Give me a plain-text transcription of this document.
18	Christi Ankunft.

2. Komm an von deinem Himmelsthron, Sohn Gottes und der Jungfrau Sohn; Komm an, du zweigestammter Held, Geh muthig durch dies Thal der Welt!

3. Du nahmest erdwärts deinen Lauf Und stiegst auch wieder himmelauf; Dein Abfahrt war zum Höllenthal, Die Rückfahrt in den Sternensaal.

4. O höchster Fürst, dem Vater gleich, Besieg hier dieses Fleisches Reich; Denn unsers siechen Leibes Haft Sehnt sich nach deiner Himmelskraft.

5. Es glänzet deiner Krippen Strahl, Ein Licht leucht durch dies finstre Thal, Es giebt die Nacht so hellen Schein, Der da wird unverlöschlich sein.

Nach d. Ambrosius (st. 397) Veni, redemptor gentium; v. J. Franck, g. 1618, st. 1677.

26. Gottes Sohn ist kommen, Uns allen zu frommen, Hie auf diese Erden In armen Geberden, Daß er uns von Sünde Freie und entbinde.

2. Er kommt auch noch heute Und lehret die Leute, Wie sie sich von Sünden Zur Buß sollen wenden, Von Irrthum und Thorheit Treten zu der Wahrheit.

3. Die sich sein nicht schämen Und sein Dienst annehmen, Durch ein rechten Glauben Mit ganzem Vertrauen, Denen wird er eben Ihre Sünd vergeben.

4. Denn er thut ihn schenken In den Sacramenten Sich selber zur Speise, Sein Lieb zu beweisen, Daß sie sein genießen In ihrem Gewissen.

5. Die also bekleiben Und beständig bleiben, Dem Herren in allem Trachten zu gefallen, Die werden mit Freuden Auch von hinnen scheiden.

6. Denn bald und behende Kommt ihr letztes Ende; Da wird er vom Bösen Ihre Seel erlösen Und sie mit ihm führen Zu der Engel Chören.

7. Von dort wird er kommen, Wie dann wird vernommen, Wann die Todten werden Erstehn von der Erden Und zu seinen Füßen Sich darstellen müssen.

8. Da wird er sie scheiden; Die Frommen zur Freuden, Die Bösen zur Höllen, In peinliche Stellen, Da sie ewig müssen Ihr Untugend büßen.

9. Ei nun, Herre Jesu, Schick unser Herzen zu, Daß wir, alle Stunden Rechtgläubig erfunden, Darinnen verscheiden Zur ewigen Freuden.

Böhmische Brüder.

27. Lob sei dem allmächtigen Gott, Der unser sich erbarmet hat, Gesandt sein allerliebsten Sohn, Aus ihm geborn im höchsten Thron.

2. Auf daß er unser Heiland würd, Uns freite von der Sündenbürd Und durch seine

+++

*Stated problem*
All of the entries above need to be reproduced exactly.

*Correct answer*
Give me a plain-text transcription of this document.
18	Christi Ankunft.

2. Komm an von deinem Himmelsthron, Sohn Gottes und der Jungfrau Sohn; Komm an, du zweigestammter Held, Geh muthig durch dies Thal der Welt!

3. Du nahmest erdwärts deinen Lauf Und stiegst auch wieder himmelauf; Dein Abfahrt war zum Höllenthal, Die Rückfahrt in den Sternensaal.

4. O höchster Fürst, dem Vater gleich, Besieg hier dieses Fleisches Reich; Denn unsers siechen Leibes Haft Sehnt sich nach deiner Himmelskraft.

5. Es glänzet deiner Krippen Strahl, Ein Licht leucht durch dies finstre Thal, Es giebt die Nacht so hellen Schein, Der da wird unverlöschlich sein.

Nach d. Ambrosius (st. 397) Veni, redemptor gentium; v. J. Franck, g. 1618, st. 1677.

26. Gottes Sohn ist kommen, Uns allen zu frommen, Hie auf diese Erden In armen Geberden, Daß er uns von Sünde Freie und entbinde.

2. Er kommt auch noch heute Und lehret die Leute, Wie sie sich von Sünden Zur Buß sollen wenden, Von Irrthum und Thorheit Treten zu der Wahrheit.

3. Die sich sein nicht schämen Und sein Dienst annehmen, Durch ein rechten Glauben Mit ganzem Vertrauen, Denen wird er eben Ihre Sünd vergeben.

4. Denn er thut ihn schenken In den Sacramenten Sich selber zur Speise, Sein Lieb zu beweisen, Daß sie sein genießen In ihrem Gewissen.

5. Die also bekleiben Und beständig bleiben, Dem Herren in allem Trachten zu gefallen, Die werden mit Freuden Auch von hinnen scheiden.

6. Denn bald und behende Kommt ihr letztes Ende; Da wird er vom Bösen Ihre Seel erlösen Und sie mit ihm führen Zu der Engel Chören.

7. Von dort wird er kommen, Wie dann wird vernommen, Wann die Todten werden Erstehn von der Erden Und zu seinen Füßen Sich darstellen müssen.

8. Da wird er sie scheiden; Die Frommen zur Freuden, Die Bösen zur Höllen, In peinliche Stellen, Da sie ewig müssen Ihr Untugend büßen.

9. Ei nun, Herre Jesu, Schick unser Herzen zu, Daß wir, alle Stunden Rechtgläubig erfunden, Darinnen verscheiden Zur ewigen Freuden.

Böhmische Brüder.

27. Lob sei dem allmächtigen Gott, Der unser sich erbarmet hat, Gesandt sein allerliebsten Sohn, Aus ihm geborn im höchsten Thron.

2. Auf daß er unser Heiland würd, Uns freite von der Sündenbürd Und durch seine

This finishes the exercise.